Of the lines in these entries, how many contain the string "бизнеса"? Give the number and nothing else.

SOURCE RECORDS
** BEGIN **

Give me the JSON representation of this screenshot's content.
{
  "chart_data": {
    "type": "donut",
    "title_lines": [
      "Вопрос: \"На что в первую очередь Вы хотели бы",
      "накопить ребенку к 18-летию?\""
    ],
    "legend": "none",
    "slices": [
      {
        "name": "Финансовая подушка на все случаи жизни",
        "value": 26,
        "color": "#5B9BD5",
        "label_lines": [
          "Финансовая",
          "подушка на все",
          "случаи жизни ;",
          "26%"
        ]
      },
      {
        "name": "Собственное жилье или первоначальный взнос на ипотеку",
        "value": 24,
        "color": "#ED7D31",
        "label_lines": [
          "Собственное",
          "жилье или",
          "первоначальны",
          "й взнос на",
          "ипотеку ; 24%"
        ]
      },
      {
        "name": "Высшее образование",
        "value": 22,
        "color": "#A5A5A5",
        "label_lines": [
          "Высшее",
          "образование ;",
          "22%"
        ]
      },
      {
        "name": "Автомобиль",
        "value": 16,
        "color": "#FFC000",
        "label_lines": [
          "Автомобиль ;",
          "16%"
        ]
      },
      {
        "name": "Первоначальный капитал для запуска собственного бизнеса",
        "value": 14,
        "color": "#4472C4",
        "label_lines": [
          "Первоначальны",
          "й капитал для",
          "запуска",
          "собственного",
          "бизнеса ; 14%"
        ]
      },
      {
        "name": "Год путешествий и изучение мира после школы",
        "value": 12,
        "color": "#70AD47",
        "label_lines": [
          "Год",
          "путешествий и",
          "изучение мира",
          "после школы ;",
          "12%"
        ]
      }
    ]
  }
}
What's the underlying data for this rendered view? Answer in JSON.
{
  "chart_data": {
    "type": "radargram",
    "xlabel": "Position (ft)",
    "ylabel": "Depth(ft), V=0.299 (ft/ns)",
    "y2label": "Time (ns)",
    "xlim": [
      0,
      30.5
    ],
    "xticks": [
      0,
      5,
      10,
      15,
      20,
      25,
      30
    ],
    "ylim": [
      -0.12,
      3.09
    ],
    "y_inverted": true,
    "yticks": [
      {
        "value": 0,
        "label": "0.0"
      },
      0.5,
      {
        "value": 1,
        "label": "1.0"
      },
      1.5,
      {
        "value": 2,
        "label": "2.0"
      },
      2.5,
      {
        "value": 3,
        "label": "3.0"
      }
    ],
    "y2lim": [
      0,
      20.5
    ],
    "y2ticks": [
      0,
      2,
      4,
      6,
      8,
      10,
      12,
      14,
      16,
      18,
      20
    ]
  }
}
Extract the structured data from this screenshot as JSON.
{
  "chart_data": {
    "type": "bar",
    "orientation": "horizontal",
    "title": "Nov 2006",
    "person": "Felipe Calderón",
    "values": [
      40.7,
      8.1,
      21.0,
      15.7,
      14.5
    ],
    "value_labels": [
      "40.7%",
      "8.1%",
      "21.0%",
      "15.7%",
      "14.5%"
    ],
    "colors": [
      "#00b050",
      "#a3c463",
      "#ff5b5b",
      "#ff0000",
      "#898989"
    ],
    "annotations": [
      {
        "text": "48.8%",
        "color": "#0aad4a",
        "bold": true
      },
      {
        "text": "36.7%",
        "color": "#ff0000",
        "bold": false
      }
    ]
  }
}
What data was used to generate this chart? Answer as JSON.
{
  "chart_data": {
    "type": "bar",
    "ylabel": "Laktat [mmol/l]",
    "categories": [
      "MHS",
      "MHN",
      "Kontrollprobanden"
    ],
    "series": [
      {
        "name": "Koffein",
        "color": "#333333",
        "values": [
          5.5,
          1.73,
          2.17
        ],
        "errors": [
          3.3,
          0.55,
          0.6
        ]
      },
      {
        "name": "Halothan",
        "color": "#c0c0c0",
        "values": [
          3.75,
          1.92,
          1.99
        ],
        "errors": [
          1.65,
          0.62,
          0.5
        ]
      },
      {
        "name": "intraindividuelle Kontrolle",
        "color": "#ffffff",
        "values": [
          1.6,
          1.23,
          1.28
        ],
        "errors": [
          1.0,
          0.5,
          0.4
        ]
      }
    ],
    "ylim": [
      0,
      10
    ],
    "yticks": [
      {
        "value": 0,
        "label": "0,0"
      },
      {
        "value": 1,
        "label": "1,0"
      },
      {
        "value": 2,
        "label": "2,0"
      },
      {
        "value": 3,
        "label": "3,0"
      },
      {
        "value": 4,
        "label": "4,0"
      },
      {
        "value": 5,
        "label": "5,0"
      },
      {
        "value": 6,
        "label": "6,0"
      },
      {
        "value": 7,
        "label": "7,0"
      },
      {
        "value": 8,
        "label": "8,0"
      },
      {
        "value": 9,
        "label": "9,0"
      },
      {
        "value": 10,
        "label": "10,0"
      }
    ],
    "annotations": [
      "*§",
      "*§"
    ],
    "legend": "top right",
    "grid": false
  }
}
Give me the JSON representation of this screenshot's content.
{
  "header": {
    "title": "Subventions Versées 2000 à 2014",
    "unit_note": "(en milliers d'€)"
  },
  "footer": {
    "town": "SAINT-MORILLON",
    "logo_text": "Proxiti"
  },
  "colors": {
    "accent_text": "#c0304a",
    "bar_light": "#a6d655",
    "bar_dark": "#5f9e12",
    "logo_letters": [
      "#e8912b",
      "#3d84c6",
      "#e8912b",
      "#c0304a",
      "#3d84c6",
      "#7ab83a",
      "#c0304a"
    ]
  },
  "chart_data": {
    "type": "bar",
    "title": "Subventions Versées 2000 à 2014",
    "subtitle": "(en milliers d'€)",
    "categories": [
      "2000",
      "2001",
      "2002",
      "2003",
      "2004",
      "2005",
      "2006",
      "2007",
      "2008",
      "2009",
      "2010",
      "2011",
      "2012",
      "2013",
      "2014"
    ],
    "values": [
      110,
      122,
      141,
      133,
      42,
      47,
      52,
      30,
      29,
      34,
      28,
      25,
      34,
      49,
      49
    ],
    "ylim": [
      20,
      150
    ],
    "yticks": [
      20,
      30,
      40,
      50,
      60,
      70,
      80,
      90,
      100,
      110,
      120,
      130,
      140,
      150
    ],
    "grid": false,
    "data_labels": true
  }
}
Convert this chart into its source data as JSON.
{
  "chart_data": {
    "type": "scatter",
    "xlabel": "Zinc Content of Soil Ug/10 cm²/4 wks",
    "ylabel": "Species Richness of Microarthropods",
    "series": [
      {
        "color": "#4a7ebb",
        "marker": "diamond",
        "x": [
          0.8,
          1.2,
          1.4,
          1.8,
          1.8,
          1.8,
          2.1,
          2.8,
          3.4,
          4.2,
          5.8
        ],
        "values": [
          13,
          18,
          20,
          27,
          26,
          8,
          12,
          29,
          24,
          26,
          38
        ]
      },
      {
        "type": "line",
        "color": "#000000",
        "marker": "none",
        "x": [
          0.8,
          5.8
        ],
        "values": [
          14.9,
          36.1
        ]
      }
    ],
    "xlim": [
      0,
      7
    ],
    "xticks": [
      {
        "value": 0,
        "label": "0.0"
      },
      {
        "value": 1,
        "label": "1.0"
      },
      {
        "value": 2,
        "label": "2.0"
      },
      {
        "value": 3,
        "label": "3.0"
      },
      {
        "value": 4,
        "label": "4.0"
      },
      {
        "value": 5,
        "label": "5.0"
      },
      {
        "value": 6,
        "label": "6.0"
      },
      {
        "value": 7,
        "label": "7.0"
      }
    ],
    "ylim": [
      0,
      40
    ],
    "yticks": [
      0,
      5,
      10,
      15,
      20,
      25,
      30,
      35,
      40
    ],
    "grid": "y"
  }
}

** END **

REPLY
2